→ Aim of the exercise
Return only the number of lines holding the word "solitairelord".
>> BEGIN Data for this exercise
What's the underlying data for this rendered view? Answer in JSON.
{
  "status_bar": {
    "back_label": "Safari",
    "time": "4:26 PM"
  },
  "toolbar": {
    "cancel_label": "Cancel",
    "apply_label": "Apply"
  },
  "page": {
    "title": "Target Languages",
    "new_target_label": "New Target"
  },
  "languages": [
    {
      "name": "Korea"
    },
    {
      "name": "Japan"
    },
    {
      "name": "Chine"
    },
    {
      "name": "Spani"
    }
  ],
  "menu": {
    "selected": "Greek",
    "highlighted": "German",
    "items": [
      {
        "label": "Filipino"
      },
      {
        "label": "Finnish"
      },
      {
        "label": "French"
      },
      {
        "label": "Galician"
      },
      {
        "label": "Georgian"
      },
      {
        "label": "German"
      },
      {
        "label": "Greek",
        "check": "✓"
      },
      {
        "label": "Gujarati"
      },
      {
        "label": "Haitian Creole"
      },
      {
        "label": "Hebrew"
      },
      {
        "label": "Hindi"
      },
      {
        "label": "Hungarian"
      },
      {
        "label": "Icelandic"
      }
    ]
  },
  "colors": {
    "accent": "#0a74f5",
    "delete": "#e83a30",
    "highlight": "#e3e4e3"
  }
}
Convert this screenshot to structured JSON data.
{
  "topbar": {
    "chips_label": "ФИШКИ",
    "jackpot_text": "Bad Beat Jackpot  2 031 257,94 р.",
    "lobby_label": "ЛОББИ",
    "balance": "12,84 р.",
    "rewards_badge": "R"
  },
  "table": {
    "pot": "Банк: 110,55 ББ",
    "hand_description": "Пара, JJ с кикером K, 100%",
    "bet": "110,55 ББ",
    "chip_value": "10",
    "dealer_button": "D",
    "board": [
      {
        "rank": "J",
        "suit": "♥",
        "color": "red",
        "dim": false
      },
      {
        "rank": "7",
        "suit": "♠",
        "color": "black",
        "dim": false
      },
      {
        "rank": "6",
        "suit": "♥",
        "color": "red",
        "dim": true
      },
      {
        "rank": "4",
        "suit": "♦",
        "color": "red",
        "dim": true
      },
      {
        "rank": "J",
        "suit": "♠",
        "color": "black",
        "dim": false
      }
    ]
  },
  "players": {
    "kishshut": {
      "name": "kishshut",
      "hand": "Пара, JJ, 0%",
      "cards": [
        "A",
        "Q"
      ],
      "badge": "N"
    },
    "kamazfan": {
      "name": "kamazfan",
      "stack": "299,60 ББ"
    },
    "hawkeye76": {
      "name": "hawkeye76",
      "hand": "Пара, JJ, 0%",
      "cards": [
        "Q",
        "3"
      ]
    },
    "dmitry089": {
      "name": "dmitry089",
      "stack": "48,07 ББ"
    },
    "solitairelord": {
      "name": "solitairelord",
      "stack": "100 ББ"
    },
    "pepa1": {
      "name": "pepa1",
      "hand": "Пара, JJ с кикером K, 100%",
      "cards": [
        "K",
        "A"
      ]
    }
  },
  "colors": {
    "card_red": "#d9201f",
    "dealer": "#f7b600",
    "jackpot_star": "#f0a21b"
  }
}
>> END Data for this exercise
→ Answer to this exercise
2